§ **Exercise description**
Transcribe all of the material below word for word and leave out its pictures.

§ **Entries provided**
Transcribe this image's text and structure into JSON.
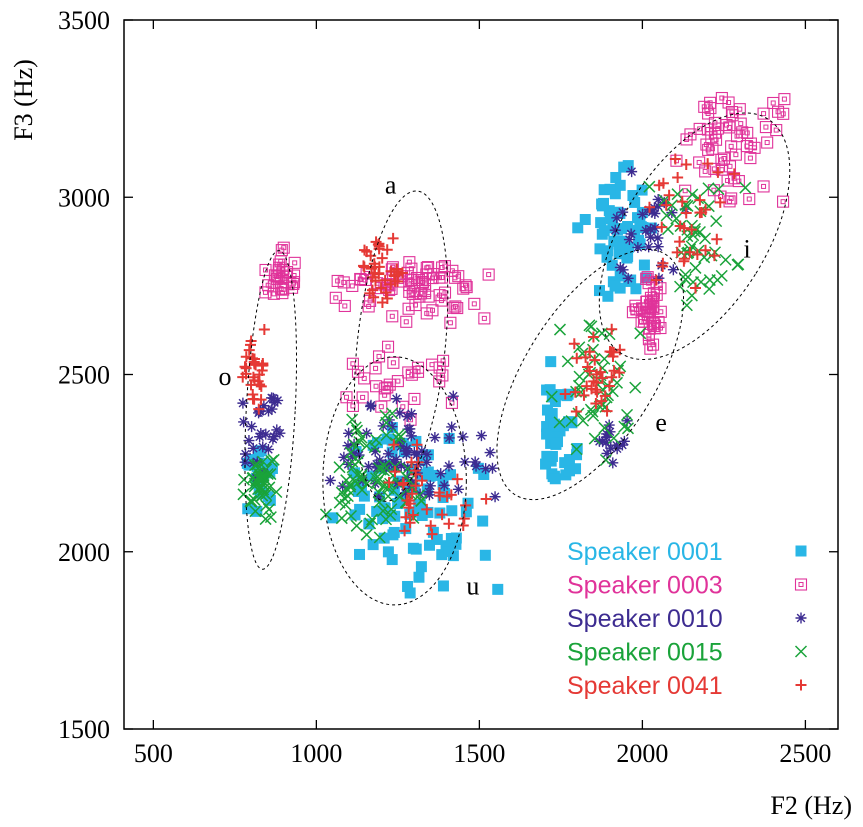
{
  "chart_data": {
    "type": "scatter",
    "title": "",
    "xlabel": "F2 (Hz)",
    "ylabel": "F3 (Hz)",
    "xlim": [
      410,
      2600
    ],
    "ylim": [
      1500,
      3500
    ],
    "xticks": [
      "500",
      "1000",
      "1500",
      "2000",
      "2500"
    ],
    "yticks": [
      "1500",
      "2000",
      "2500",
      "3000",
      "3500"
    ],
    "grid": false,
    "legend_position": "bottom-right",
    "series": [
      {
        "name": "Speaker 0001",
        "marker": "filled-square",
        "color": "#29b6e6",
        "clusters": [
          {
            "vowel": "o",
            "x": [
              780,
              830,
              870
            ],
            "y": [
              2100,
              2230,
              2310
            ],
            "n": 28
          },
          {
            "vowel": "u",
            "x": [
              1010,
              1240,
              1560
            ],
            "y": [
              1870,
              2150,
              2420
            ],
            "n": 95
          },
          {
            "vowel": "e",
            "x": [
              1660,
              1730,
              1830
            ],
            "y": [
              2150,
              2320,
              2560
            ],
            "n": 40
          },
          {
            "vowel": "i",
            "x": [
              1800,
              1900,
              2040
            ],
            "y": [
              2700,
              2920,
              3160
            ],
            "n": 60
          }
        ]
      },
      {
        "name": "Speaker 0003",
        "marker": "open-square",
        "color": "#e0339a",
        "clusters": [
          {
            "vowel": "o",
            "x": [
              830,
              880,
              940
            ],
            "y": [
              2700,
              2780,
              2870
            ],
            "n": 28
          },
          {
            "vowel": "a",
            "x": [
              1020,
              1280,
              1580
            ],
            "y": [
              2620,
              2760,
              2830
            ],
            "n": 70
          },
          {
            "vowel": "u",
            "x": [
              1010,
              1250,
              1490
            ],
            "y": [
              2350,
              2460,
              2600
            ],
            "n": 30
          },
          {
            "vowel": "e",
            "x": [
              1970,
              2030,
              2080
            ],
            "y": [
              2560,
              2680,
              2780
            ],
            "n": 40
          },
          {
            "vowel": "i",
            "x": [
              2080,
              2270,
              2470
            ],
            "y": [
              2950,
              3180,
              3300
            ],
            "n": 60
          }
        ]
      },
      {
        "name": "Speaker 0010",
        "marker": "asterisk",
        "color": "#3d2c91",
        "clusters": [
          {
            "vowel": "o",
            "x": [
              760,
              840,
              900
            ],
            "y": [
              2200,
              2320,
              2560
            ],
            "n": 30
          },
          {
            "vowel": "u",
            "x": [
              1000,
              1250,
              1620
            ],
            "y": [
              2130,
              2280,
              2460
            ],
            "n": 80
          },
          {
            "vowel": "e",
            "x": [
              1850,
              1900,
              1960
            ],
            "y": [
              2230,
              2300,
              2390
            ],
            "n": 15
          },
          {
            "vowel": "i",
            "x": [
              1880,
              2000,
              2150
            ],
            "y": [
              2750,
              2900,
              3080
            ],
            "n": 30
          }
        ]
      },
      {
        "name": "Speaker 0015",
        "marker": "x",
        "color": "#1aa33a",
        "clusters": [
          {
            "vowel": "o",
            "x": [
              760,
              830,
              890
            ],
            "y": [
              2080,
              2200,
              2300
            ],
            "n": 45
          },
          {
            "vowel": "u",
            "x": [
              1010,
              1200,
              1360
            ],
            "y": [
              2020,
              2180,
              2400
            ],
            "n": 80
          },
          {
            "vowel": "e",
            "x": [
              1700,
              1880,
              2010
            ],
            "y": [
              2250,
              2450,
              2650
            ],
            "n": 50
          },
          {
            "vowel": "i",
            "x": [
              1990,
              2160,
              2320
            ],
            "y": [
              2650,
              2880,
              3080
            ],
            "n": 50
          }
        ]
      },
      {
        "name": "Speaker 0041",
        "marker": "plus",
        "color": "#e53935",
        "clusters": [
          {
            "vowel": "o",
            "x": [
              770,
              810,
              850
            ],
            "y": [
              2380,
              2510,
              2650
            ],
            "n": 30
          },
          {
            "vowel": "a",
            "x": [
              1130,
              1220,
              1300
            ],
            "y": [
              2700,
              2790,
              2900
            ],
            "n": 40
          },
          {
            "vowel": "u",
            "x": [
              1150,
              1320,
              1610
            ],
            "y": [
              1980,
              2150,
              2350
            ],
            "n": 35
          },
          {
            "vowel": "e",
            "x": [
              1750,
              1840,
              1960
            ],
            "y": [
              2330,
              2480,
              2660
            ],
            "n": 35
          },
          {
            "vowel": "i",
            "x": [
              1960,
              2120,
              2300
            ],
            "y": [
              2700,
              2950,
              3170
            ],
            "n": 35
          }
        ]
      }
    ],
    "vowel_regions": [
      {
        "label": "a",
        "cx": 1260,
        "cy": 2580,
        "rx": 135,
        "ry": 440,
        "label_x": 1210,
        "label_y": 3010
      },
      {
        "label": "o",
        "cx": 860,
        "cy": 2400,
        "rx": 75,
        "ry": 450,
        "label_x": 700,
        "label_y": 2470
      },
      {
        "label": "u",
        "cx": 1240,
        "cy": 2200,
        "rx": 220,
        "ry": 350,
        "label_x": 1460,
        "label_y": 1880
      },
      {
        "label": "e",
        "cx": 1840,
        "cy": 2500,
        "rx": 200,
        "ry": 400,
        "label_x": 2040,
        "label_y": 2340
      },
      {
        "label": "i",
        "cx": 2160,
        "cy": 2890,
        "rx": 220,
        "ry": 390,
        "label_x": 2310,
        "label_y": 2830
      }
    ]
  }
}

§ **The response**
Transcribe this image's text and structure into JSON.
{
  "chart_data": {
    "type": "scatter",
    "title": "",
    "xlabel": "F2 (Hz)",
    "ylabel": "F3 (Hz)",
    "xlim": [
      410,
      2600
    ],
    "ylim": [
      1500,
      3500
    ],
    "xticks": [
      "500",
      "1000",
      "1500",
      "2000",
      "2500"
    ],
    "yticks": [
      "1500",
      "2000",
      "2500",
      "3000",
      "3500"
    ],
    "grid": false,
    "legend_position": "bottom-right",
    "series": [
      {
        "name": "Speaker 0001",
        "marker": "filled-square",
        "color": "#29b6e6",
        "clusters": [
          {
            "vowel": "o",
            "x": [
              780,
              830,
              870
            ],
            "y": [
              2100,
              2230,
              2310
            ],
            "n": 28
          },
          {
            "vowel": "u",
            "x": [
              1010,
              1240,
              1560
            ],
            "y": [
              1870,
              2150,
              2420
            ],
            "n": 95
          },
          {
            "vowel": "e",
            "x": [
              1660,
              1730,
              1830
            ],
            "y": [
              2150,
              2320,
              2560
            ],
            "n": 40
          },
          {
            "vowel": "i",
            "x": [
              1800,
              1900,
              2040
            ],
            "y": [
              2700,
              2920,
              3160
            ],
            "n": 60
          }
        ]
      },
      {
        "name": "Speaker 0003",
        "marker": "open-square",
        "color": "#e0339a",
        "clusters": [
          {
            "vowel": "o",
            "x": [
              830,
              880,
              940
            ],
            "y": [
              2700,
              2780,
              2870
            ],
            "n": 28
          },
          {
            "vowel": "a",
            "x": [
              1020,
              1280,
              1580
            ],
            "y": [
              2620,
              2760,
              2830
            ],
            "n": 70
          },
          {
            "vowel": "u",
            "x": [
              1010,
              1250,
              1490
            ],
            "y": [
              2350,
              2460,
              2600
            ],
            "n": 30
          },
          {
            "vowel": "e",
            "x": [
              1970,
              2030,
              2080
            ],
            "y": [
              2560,
              2680,
              2780
            ],
            "n": 40
          },
          {
            "vowel": "i",
            "x": [
              2080,
              2270,
              2470
            ],
            "y": [
              2950,
              3180,
              3300
            ],
            "n": 60
          }
        ]
      },
      {
        "name": "Speaker 0010",
        "marker": "asterisk",
        "color": "#3d2c91",
        "clusters": [
          {
            "vowel": "o",
            "x": [
              760,
              840,
              900
            ],
            "y": [
              2200,
              2320,
              2560
            ],
            "n": 30
          },
          {
            "vowel": "u",
            "x": [
              1000,
              1250,
              1620
            ],
            "y": [
              2130,
              2280,
              2460
            ],
            "n": 80
          },
          {
            "vowel": "e",
            "x": [
              1850,
              1900,
              1960
            ],
            "y": [
              2230,
              2300,
              2390
            ],
            "n": 15
          },
          {
            "vowel": "i",
            "x": [
              1880,
              2000,
              2150
            ],
            "y": [
              2750,
              2900,
              3080
            ],
            "n": 30
          }
        ]
      },
      {
        "name": "Speaker 0015",
        "marker": "x",
        "color": "#1aa33a",
        "clusters": [
          {
            "vowel": "o",
            "x": [
              760,
              830,
              890
            ],
            "y": [
              2080,
              2200,
              2300
            ],
            "n": 45
          },
          {
            "vowel": "u",
            "x": [
              1010,
              1200,
              1360
            ],
            "y": [
              2020,
              2180,
              2400
            ],
            "n": 80
          },
          {
            "vowel": "e",
            "x": [
              1700,
              1880,
              2010
            ],
            "y": [
              2250,
              2450,
              2650
            ],
            "n": 50
          },
          {
            "vowel": "i",
            "x": [
              1990,
              2160,
              2320
            ],
            "y": [
              2650,
              2880,
              3080
            ],
            "n": 50
          }
        ]
      },
      {
        "name": "Speaker 0041",
        "marker": "plus",
        "color": "#e53935",
        "clusters": [
          {
            "vowel": "o",
            "x": [
              770,
              810,
              850
            ],
            "y": [
              2380,
              2510,
              2650
            ],
            "n": 30
          },
          {
            "vowel": "a",
            "x": [
              1130,
              1220,
              1300
            ],
            "y": [
              2700,
              2790,
              2900
            ],
            "n": 40
          },
          {
            "vowel": "u",
            "x": [
              1150,
              1320,
              1610
            ],
            "y": [
              1980,
              2150,
              2350
            ],
            "n": 35
          },
          {
            "vowel": "e",
            "x": [
              1750,
              1840,
              1960
            ],
            "y": [
              2330,
              2480,
              2660
            ],
            "n": 35
          },
          {
            "vowel": "i",
            "x": [
              1960,
              2120,
              2300
            ],
            "y": [
              2700,
              2950,
              3170
            ],
            "n": 35
          }
        ]
      }
    ],
    "vowel_regions": [
      {
        "label": "a",
        "cx": 1260,
        "cy": 2580,
        "rx": 135,
        "ry": 440,
        "label_x": 1210,
        "label_y": 3010
      },
      {
        "label": "o",
        "cx": 860,
        "cy": 2400,
        "rx": 75,
        "ry": 450,
        "label_x": 700,
        "label_y": 2470
      },
      {
        "label": "u",
        "cx": 1240,
        "cy": 2200,
        "rx": 220,
        "ry": 350,
        "label_x": 1460,
        "label_y": 1880
      },
      {
        "label": "e",
        "cx": 1840,
        "cy": 2500,
        "rx": 200,
        "ry": 400,
        "label_x": 2040,
        "label_y": 2340
      },
      {
        "label": "i",
        "cx": 2160,
        "cy": 2890,
        "rx": 220,
        "ry": 390,
        "label_x": 2310,
        "label_y": 2830
      }
    ]
  }
}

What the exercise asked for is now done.